**Task statement**
Show every line below where "this" can be found.

** start of Information given **

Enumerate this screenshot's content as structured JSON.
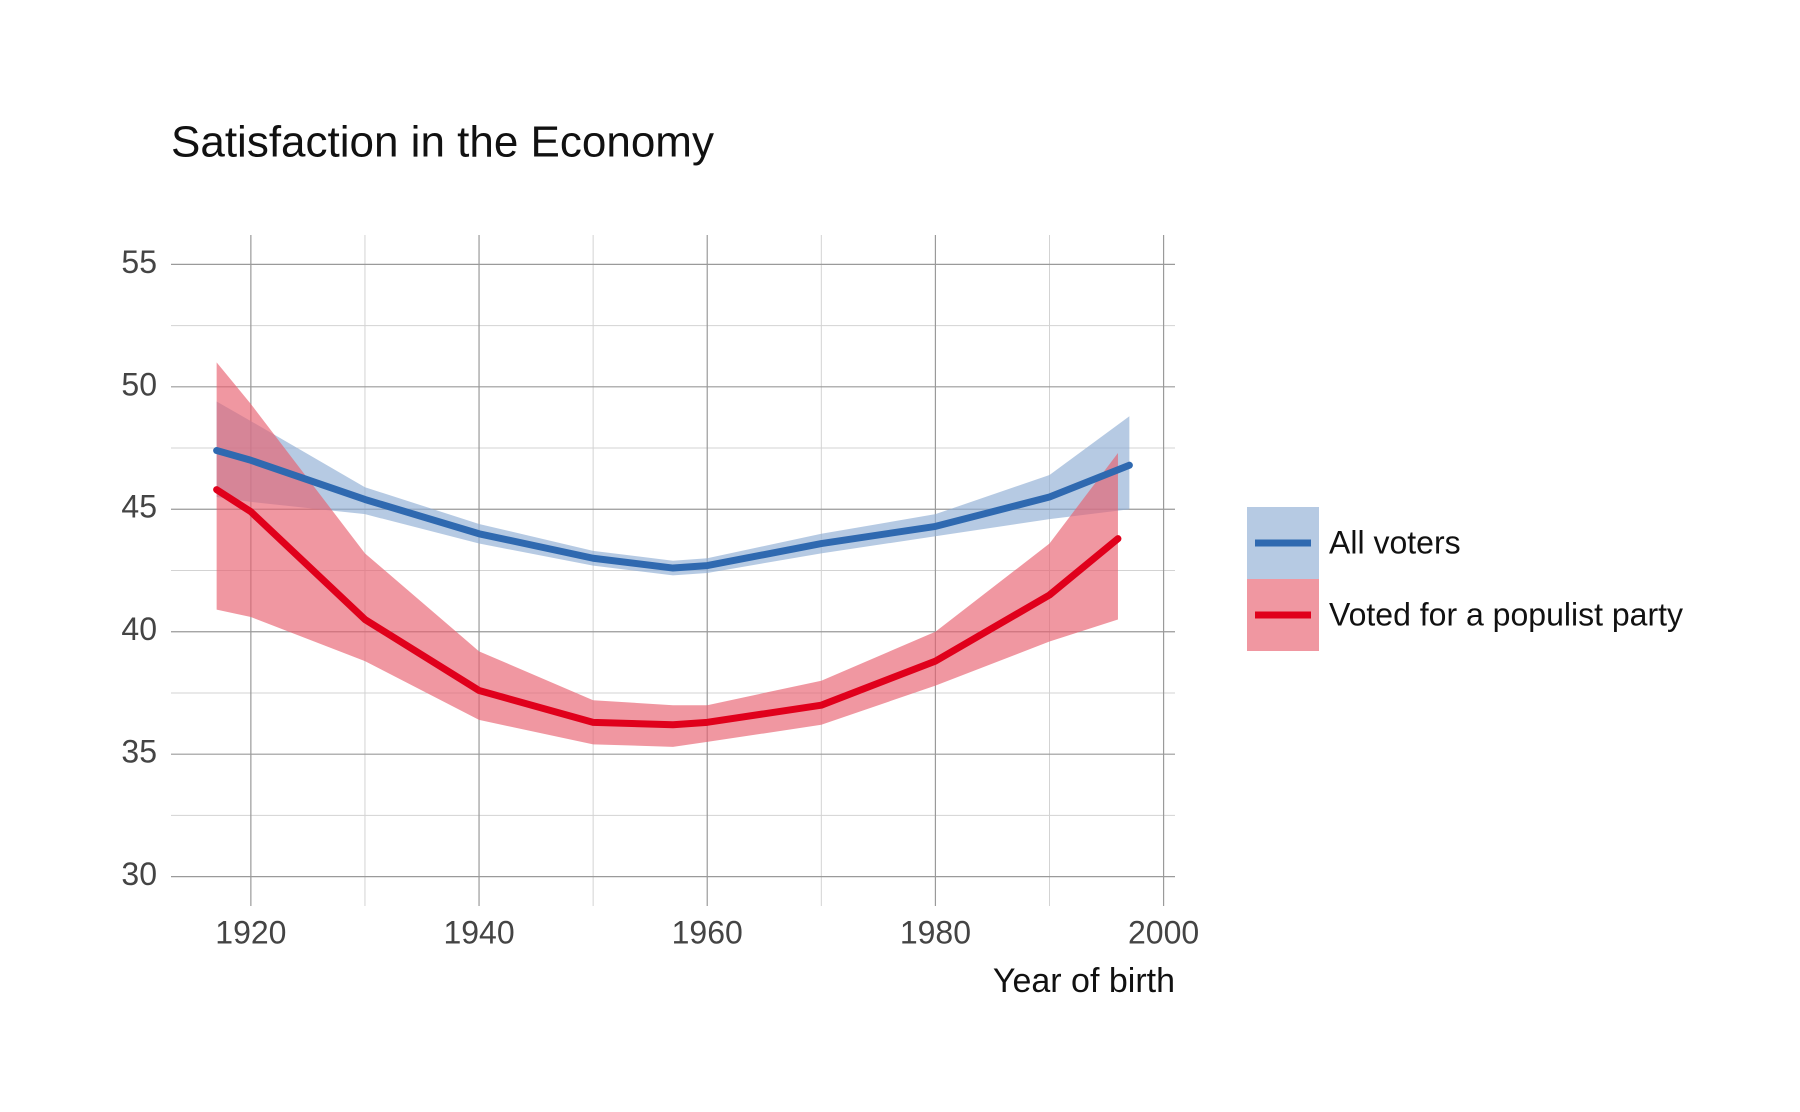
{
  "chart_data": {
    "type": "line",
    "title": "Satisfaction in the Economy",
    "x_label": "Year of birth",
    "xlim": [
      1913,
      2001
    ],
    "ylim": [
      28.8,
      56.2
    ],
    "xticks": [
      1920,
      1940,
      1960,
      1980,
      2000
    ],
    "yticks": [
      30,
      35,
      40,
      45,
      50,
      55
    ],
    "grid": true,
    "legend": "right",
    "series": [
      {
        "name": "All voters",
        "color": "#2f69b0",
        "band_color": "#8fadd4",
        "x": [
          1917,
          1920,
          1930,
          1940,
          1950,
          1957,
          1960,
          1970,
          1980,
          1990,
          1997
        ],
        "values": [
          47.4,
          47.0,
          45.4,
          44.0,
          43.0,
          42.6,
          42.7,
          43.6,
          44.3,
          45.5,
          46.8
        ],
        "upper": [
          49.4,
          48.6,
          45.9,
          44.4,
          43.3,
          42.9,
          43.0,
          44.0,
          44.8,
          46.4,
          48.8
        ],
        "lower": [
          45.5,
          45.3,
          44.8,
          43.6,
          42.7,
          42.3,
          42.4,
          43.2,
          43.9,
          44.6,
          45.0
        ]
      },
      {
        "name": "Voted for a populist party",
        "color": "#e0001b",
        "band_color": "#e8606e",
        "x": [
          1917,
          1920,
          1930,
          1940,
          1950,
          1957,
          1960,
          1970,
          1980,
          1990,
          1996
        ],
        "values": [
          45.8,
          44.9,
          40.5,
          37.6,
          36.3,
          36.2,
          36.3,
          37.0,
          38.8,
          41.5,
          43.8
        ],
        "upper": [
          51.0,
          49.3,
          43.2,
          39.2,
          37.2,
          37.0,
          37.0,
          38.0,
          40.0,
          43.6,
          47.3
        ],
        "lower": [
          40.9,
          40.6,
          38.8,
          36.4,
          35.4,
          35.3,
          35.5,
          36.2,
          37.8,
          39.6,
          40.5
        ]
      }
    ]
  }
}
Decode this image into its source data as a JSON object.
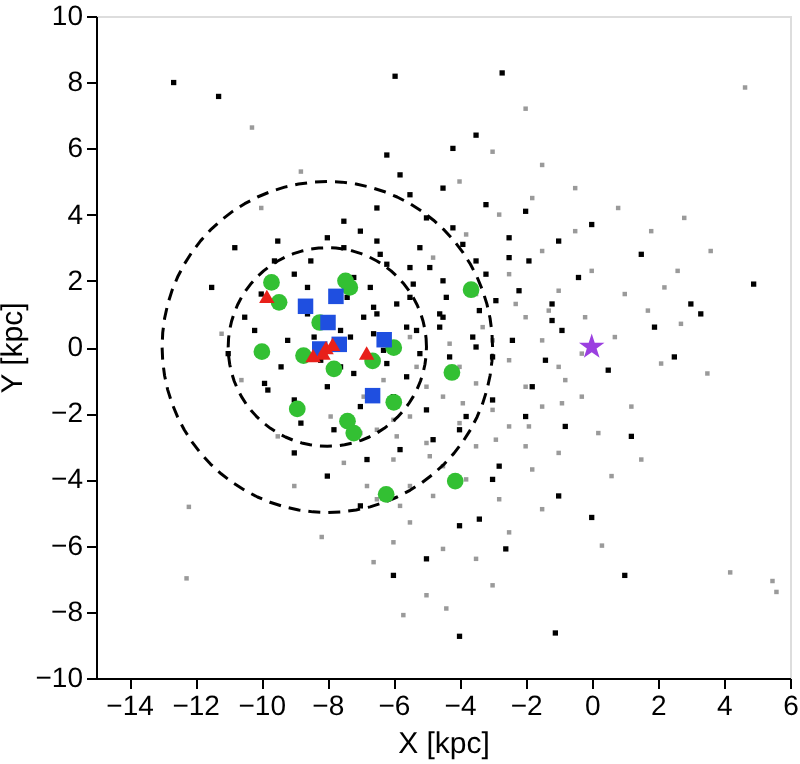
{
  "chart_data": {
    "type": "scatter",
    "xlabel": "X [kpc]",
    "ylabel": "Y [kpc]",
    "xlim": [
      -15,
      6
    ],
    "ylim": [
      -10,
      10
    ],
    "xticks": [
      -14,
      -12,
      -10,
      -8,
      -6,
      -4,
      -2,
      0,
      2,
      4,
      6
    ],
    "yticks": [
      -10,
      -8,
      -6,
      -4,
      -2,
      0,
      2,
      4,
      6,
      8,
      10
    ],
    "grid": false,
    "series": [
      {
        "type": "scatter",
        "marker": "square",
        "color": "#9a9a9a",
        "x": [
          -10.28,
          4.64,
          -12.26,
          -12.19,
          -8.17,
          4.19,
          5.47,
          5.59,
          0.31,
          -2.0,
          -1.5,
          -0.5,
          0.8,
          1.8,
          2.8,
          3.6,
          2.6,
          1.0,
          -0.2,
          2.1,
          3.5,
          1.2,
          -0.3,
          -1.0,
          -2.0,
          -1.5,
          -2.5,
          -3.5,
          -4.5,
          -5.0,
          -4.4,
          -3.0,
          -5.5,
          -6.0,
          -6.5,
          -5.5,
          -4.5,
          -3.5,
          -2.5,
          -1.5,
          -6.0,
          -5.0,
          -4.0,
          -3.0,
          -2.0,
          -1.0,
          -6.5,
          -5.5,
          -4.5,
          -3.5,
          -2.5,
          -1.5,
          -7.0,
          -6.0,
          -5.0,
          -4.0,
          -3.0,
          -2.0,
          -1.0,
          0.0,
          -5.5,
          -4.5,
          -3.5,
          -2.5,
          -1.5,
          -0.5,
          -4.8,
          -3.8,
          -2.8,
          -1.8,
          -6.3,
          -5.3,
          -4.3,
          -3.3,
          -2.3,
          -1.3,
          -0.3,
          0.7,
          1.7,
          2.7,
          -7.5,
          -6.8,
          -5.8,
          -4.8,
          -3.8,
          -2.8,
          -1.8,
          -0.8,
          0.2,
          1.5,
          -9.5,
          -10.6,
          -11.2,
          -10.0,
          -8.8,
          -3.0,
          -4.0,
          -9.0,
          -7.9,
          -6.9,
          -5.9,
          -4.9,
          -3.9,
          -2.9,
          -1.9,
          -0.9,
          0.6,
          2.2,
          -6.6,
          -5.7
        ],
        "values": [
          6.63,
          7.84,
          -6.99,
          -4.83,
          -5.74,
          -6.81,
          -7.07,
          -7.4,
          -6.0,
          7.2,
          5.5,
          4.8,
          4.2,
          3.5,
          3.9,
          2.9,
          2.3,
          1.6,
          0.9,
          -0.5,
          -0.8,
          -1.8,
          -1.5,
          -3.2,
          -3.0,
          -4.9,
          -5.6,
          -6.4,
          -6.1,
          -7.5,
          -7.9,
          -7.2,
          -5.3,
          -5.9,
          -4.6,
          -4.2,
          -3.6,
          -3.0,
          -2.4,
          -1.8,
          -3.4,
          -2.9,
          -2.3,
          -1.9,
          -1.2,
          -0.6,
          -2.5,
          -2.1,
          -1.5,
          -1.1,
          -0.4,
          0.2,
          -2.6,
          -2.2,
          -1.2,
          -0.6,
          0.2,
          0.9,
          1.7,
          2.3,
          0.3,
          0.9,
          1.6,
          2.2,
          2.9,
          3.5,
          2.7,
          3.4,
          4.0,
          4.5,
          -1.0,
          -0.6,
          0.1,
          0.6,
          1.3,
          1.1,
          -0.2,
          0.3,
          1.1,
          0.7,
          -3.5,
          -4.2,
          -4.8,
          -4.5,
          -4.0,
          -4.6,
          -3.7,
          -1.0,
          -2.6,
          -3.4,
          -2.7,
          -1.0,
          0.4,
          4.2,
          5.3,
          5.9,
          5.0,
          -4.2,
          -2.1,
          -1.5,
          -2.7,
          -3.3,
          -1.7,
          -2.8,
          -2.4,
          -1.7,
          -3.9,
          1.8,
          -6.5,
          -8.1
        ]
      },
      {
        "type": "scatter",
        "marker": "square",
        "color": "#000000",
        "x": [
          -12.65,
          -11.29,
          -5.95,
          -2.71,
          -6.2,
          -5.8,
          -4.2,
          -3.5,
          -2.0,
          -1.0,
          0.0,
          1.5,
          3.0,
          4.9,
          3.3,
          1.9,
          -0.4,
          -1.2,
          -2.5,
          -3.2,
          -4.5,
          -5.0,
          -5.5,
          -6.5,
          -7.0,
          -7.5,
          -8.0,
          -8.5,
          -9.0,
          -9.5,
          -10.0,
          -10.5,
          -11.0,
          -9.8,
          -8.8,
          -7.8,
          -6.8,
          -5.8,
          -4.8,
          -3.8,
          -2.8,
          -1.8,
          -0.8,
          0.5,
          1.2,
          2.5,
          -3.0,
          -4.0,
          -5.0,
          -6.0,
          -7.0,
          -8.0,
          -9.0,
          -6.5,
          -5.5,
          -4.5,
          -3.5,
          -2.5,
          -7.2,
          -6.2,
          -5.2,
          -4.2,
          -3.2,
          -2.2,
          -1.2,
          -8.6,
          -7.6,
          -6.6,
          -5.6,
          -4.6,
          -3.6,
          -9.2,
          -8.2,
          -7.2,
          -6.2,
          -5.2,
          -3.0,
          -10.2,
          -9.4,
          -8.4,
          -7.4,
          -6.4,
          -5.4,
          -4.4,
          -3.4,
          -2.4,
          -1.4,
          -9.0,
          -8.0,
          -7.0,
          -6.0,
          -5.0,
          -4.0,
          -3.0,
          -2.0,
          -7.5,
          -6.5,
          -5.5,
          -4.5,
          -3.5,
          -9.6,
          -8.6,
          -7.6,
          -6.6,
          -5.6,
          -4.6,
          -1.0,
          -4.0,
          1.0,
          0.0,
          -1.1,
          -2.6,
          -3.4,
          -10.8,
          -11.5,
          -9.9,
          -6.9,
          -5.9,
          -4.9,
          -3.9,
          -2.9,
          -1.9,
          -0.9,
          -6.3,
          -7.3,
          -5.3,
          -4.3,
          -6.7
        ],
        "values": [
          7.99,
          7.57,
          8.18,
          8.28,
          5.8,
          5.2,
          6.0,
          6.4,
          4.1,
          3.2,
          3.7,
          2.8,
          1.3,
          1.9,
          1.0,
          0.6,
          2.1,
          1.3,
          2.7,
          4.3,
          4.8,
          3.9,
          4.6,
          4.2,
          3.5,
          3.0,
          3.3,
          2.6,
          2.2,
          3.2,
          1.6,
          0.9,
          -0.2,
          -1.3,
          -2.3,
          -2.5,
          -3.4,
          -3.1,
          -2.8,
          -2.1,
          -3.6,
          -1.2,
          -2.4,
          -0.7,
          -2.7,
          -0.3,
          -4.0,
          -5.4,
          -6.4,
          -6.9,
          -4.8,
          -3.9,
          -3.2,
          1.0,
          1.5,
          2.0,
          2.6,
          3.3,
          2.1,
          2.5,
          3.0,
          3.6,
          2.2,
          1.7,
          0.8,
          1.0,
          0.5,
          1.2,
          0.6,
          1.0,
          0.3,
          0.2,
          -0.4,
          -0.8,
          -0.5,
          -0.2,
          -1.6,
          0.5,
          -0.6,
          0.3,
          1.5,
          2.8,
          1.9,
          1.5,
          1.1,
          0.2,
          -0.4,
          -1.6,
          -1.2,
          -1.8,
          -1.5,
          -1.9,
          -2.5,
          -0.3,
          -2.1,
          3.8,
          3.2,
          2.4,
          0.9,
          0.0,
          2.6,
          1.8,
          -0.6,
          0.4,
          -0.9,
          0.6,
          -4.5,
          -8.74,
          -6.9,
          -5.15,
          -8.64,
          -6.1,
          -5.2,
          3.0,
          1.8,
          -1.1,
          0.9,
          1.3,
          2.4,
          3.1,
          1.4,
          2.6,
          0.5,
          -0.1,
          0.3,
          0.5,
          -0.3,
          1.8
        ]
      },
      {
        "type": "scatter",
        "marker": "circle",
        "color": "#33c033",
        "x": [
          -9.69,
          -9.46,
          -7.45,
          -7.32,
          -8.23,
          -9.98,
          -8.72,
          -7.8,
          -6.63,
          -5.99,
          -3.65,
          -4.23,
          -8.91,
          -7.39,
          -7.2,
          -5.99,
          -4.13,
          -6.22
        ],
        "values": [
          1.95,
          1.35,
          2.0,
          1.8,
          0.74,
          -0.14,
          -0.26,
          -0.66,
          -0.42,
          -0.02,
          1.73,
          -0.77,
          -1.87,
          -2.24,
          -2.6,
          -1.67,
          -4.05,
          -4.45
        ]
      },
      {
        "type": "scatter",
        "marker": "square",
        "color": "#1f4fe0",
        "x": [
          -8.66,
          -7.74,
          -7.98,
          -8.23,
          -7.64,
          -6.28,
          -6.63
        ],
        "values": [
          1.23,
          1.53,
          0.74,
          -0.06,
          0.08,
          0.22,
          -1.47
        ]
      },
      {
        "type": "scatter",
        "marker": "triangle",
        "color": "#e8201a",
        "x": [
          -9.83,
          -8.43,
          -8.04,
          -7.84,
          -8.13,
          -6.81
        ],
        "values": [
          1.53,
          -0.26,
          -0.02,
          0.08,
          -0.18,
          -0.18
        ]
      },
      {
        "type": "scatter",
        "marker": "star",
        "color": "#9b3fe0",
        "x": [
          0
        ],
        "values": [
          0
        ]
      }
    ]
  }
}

** end of Information given **

**Solved problem**
Enumerate this screenshot's content as structured JSON.
Decode this image into its source data as a JSON object.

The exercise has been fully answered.